Aim:
The entries below are to be written out again without alteration.

[START Information given]

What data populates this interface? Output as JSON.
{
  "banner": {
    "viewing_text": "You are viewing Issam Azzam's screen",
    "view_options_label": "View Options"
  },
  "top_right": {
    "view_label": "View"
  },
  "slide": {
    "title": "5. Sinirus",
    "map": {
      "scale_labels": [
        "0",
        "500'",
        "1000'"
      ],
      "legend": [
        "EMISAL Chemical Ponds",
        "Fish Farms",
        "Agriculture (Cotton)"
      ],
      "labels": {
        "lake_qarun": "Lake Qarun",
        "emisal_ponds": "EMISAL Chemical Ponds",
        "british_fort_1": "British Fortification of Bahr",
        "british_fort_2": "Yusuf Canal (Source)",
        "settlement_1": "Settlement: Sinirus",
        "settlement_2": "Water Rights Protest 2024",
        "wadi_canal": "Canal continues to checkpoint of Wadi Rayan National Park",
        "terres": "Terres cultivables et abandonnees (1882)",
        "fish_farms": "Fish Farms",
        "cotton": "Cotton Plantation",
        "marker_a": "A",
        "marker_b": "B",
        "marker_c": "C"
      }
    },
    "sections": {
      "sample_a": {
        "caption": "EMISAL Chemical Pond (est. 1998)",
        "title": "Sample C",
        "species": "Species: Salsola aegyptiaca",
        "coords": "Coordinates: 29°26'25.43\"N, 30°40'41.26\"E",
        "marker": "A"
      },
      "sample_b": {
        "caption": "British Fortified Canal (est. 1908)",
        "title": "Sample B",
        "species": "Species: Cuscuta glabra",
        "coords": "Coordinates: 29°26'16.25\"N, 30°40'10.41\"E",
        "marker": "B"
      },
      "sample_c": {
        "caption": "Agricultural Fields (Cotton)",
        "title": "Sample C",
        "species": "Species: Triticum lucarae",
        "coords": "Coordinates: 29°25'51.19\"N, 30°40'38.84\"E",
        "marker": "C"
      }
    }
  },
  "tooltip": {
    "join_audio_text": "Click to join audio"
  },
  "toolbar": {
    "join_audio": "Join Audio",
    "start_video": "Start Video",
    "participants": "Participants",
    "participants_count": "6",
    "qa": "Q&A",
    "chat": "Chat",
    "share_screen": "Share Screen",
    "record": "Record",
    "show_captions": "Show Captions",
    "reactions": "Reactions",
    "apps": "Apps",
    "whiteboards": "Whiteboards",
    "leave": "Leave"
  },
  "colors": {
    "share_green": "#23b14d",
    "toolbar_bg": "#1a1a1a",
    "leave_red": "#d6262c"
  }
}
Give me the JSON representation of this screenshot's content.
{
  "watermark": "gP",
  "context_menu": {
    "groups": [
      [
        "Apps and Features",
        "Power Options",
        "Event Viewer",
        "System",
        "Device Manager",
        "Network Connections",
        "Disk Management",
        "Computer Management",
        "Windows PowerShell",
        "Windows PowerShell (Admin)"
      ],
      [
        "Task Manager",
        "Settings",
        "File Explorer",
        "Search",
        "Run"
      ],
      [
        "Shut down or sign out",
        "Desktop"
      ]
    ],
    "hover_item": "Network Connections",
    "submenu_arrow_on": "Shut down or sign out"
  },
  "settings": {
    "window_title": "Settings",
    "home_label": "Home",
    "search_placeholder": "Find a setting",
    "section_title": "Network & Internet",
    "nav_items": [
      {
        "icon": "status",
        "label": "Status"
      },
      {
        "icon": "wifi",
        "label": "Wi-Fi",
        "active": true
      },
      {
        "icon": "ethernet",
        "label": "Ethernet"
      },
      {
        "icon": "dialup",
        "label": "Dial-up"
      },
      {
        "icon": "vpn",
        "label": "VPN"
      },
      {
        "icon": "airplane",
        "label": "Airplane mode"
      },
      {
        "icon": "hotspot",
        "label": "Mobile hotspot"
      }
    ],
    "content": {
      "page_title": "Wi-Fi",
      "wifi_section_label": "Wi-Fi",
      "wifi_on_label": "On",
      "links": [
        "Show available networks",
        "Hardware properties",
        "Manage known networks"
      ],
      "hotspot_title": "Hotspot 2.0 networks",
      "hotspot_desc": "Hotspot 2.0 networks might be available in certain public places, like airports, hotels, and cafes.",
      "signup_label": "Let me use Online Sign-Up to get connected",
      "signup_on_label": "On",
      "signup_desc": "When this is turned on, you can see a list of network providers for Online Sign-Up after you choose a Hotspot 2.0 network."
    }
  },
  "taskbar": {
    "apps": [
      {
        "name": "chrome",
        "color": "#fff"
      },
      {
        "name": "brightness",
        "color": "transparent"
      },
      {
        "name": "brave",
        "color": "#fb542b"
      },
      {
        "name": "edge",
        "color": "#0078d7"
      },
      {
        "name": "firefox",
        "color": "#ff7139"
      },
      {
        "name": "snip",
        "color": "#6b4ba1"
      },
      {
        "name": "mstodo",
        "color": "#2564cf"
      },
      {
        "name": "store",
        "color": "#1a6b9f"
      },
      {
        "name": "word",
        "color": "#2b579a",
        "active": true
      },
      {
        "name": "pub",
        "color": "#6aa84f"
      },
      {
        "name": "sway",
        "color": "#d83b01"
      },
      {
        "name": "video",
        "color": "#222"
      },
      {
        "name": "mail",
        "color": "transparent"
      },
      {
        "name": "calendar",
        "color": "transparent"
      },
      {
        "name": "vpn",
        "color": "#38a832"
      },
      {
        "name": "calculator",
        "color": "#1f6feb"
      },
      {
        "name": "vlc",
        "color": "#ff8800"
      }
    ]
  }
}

[END Information given]

Finished task:
What data populates this interface? Output as JSON.
{
  "banner": {
    "viewing_text": "You are viewing Issam Azzam's screen",
    "view_options_label": "View Options"
  },
  "top_right": {
    "view_label": "View"
  },
  "slide": {
    "title": "5. Sinirus",
    "map": {
      "scale_labels": [
        "0",
        "500'",
        "1000'"
      ],
      "legend": [
        "EMISAL Chemical Ponds",
        "Fish Farms",
        "Agriculture (Cotton)"
      ],
      "labels": {
        "lake_qarun": "Lake Qarun",
        "emisal_ponds": "EMISAL Chemical Ponds",
        "british_fort_1": "British Fortification of Bahr",
        "british_fort_2": "Yusuf Canal (Source)",
        "settlement_1": "Settlement: Sinirus",
        "settlement_2": "Water Rights Protest 2024",
        "wadi_canal": "Canal continues to checkpoint of Wadi Rayan National Park",
        "terres": "Terres cultivables et abandonnees (1882)",
        "fish_farms": "Fish Farms",
        "cotton": "Cotton Plantation",
        "marker_a": "A",
        "marker_b": "B",
        "marker_c": "C"
      }
    },
    "sections": {
      "sample_a": {
        "caption": "EMISAL Chemical Pond (est. 1998)",
        "title": "Sample C",
        "species": "Species: Salsola aegyptiaca",
        "coords": "Coordinates: 29°26'25.43\"N, 30°40'41.26\"E",
        "marker": "A"
      },
      "sample_b": {
        "caption": "British Fortified Canal (est. 1908)",
        "title": "Sample B",
        "species": "Species: Cuscuta glabra",
        "coords": "Coordinates: 29°26'16.25\"N, 30°40'10.41\"E",
        "marker": "B"
      },
      "sample_c": {
        "caption": "Agricultural Fields (Cotton)",
        "title": "Sample C",
        "species": "Species: Triticum lucarae",
        "coords": "Coordinates: 29°25'51.19\"N, 30°40'38.84\"E",
        "marker": "C"
      }
    }
  },
  "tooltip": {
    "join_audio_text": "Click to join audio"
  },
  "toolbar": {
    "join_audio": "Join Audio",
    "start_video": "Start Video",
    "participants": "Participants",
    "participants_count": "6",
    "qa": "Q&A",
    "chat": "Chat",
    "share_screen": "Share Screen",
    "record": "Record",
    "show_captions": "Show Captions",
    "reactions": "Reactions",
    "apps": "Apps",
    "whiteboards": "Whiteboards",
    "leave": "Leave"
  },
  "colors": {
    "share_green": "#23b14d",
    "toolbar_bg": "#1a1a1a",
    "leave_red": "#d6262c"
  }
}
Give me the JSON representation of this screenshot's content.
{
  "watermark": "gP",
  "context_menu": {
    "groups": [
      [
        "Apps and Features",
        "Power Options",
        "Event Viewer",
        "System",
        "Device Manager",
        "Network Connections",
        "Disk Management",
        "Computer Management",
        "Windows PowerShell",
        "Windows PowerShell (Admin)"
      ],
      [
        "Task Manager",
        "Settings",
        "File Explorer",
        "Search",
        "Run"
      ],
      [
        "Shut down or sign out",
        "Desktop"
      ]
    ],
    "hover_item": "Network Connections",
    "submenu_arrow_on": "Shut down or sign out"
  },
  "settings": {
    "window_title": "Settings",
    "home_label": "Home",
    "search_placeholder": "Find a setting",
    "section_title": "Network & Internet",
    "nav_items": [
      {
        "icon": "status",
        "label": "Status"
      },
      {
        "icon": "wifi",
        "label": "Wi-Fi",
        "active": true
      },
      {
        "icon": "ethernet",
        "label": "Ethernet"
      },
      {
        "icon": "dialup",
        "label": "Dial-up"
      },
      {
        "icon": "vpn",
        "label": "VPN"
      },
      {
        "icon": "airplane",
        "label": "Airplane mode"
      },
      {
        "icon": "hotspot",
        "label": "Mobile hotspot"
      }
    ],
    "content": {
      "page_title": "Wi-Fi",
      "wifi_section_label": "Wi-Fi",
      "wifi_on_label": "On",
      "links": [
        "Show available networks",
        "Hardware properties",
        "Manage known networks"
      ],
      "hotspot_title": "Hotspot 2.0 networks",
      "hotspot_desc": "Hotspot 2.0 networks might be available in certain public places, like airports, hotels, and cafes.",
      "signup_label": "Let me use Online Sign-Up to get connected",
      "signup_on_label": "On",
      "signup_desc": "When this is turned on, you can see a list of network providers for Online Sign-Up after you choose a Hotspot 2.0 network."
    }
  },
  "taskbar": {
    "apps": [
      {
        "name": "chrome",
        "color": "#fff"
      },
      {
        "name": "brightness",
        "color": "transparent"
      },
      {
        "name": "brave",
        "color": "#fb542b"
      },
      {
        "name": "edge",
        "color": "#0078d7"
      },
      {
        "name": "firefox",
        "color": "#ff7139"
      },
      {
        "name": "snip",
        "color": "#6b4ba1"
      },
      {
        "name": "mstodo",
        "color": "#2564cf"
      },
      {
        "name": "store",
        "color": "#1a6b9f"
      },
      {
        "name": "word",
        "color": "#2b579a",
        "active": true
      },
      {
        "name": "pub",
        "color": "#6aa84f"
      },
      {
        "name": "sway",
        "color": "#d83b01"
      },
      {
        "name": "video",
        "color": "#222"
      },
      {
        "name": "mail",
        "color": "transparent"
      },
      {
        "name": "calendar",
        "color": "transparent"
      },
      {
        "name": "vpn",
        "color": "#38a832"
      },
      {
        "name": "calculator",
        "color": "#1f6feb"
      },
      {
        "name": "vlc",
        "color": "#ff8800"
      }
    ]
  }
}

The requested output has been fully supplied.